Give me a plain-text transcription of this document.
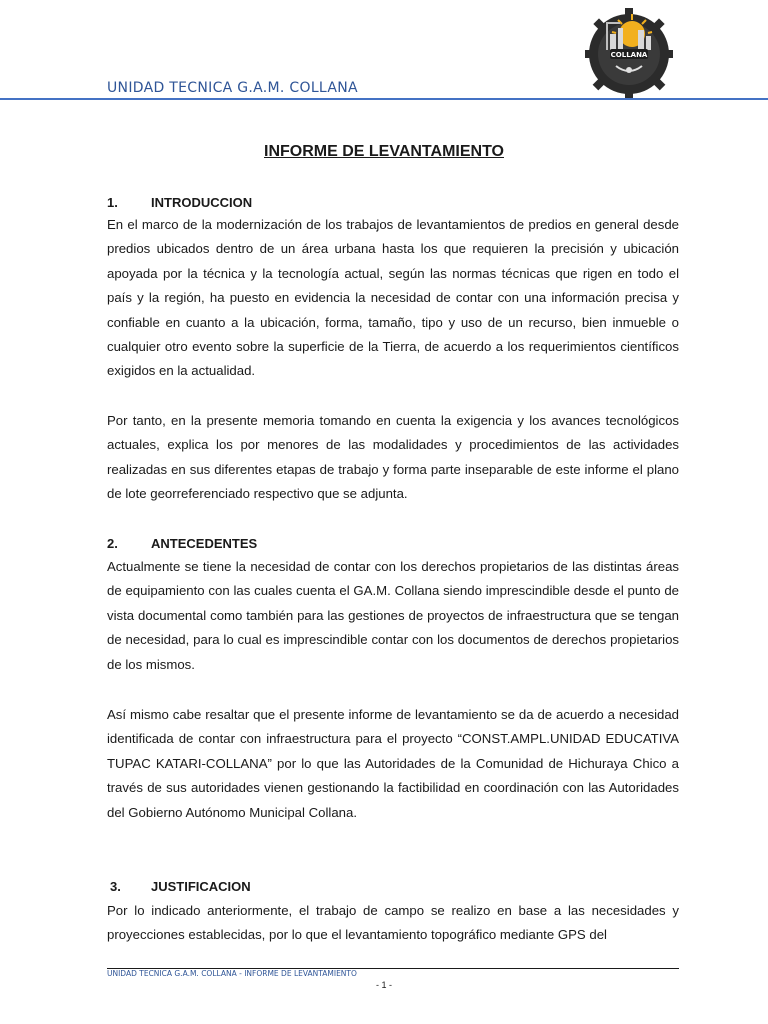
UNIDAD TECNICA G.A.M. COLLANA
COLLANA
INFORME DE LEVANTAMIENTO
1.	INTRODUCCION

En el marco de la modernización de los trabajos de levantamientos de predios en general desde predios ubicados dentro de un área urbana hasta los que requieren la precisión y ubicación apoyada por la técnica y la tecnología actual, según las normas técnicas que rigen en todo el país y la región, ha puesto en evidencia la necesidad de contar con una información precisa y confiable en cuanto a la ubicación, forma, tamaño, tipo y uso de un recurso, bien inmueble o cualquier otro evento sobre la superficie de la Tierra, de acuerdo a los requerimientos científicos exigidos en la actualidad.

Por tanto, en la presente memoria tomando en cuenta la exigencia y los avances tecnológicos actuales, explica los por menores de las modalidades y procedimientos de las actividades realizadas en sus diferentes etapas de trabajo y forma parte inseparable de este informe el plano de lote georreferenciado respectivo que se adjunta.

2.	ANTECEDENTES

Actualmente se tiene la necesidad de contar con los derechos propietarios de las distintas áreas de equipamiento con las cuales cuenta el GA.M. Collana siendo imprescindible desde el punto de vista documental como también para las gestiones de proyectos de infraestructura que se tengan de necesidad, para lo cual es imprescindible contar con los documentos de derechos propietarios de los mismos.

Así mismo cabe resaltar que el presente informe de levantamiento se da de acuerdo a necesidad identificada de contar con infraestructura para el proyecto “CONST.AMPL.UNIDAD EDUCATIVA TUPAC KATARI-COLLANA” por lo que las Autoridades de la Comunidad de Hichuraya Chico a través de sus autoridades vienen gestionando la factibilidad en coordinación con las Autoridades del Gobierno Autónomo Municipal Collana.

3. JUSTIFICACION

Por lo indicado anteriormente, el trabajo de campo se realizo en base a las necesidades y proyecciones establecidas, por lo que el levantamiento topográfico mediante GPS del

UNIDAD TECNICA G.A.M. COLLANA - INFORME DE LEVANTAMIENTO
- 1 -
------------------------------------------------------------------------
▶ _OBJECTIVE_:
Copy each line above that contains the word "infraestructura".

▶ _ANSWER TO THIS PROBLEM_:
Actualmente se tiene la necesidad de contar con los derechos propietarios de las distintas áreas de equipamiento con las cuales cuenta el GA.M. Collana siendo imprescindible desde el punto de vista documental como también para las gestiones de proyectos de infraestructura que se tengan de necesidad, para lo cual es imprescindible contar con los documentos de derechos propietarios de los mismos.
Así mismo cabe resaltar que el presente informe de levantamiento se da de acuerdo a necesidad identificada de contar con infraestructura para el proyecto “CONST.AMPL.UNIDAD EDUCATIVA TUPAC KATARI-COLLANA” por lo que las Autoridades de la Comunidad de Hichuraya Chico a través de sus autoridades vienen gestionando la factibilidad en coordinación con las Autoridades del Gobierno Autónomo Municipal Collana.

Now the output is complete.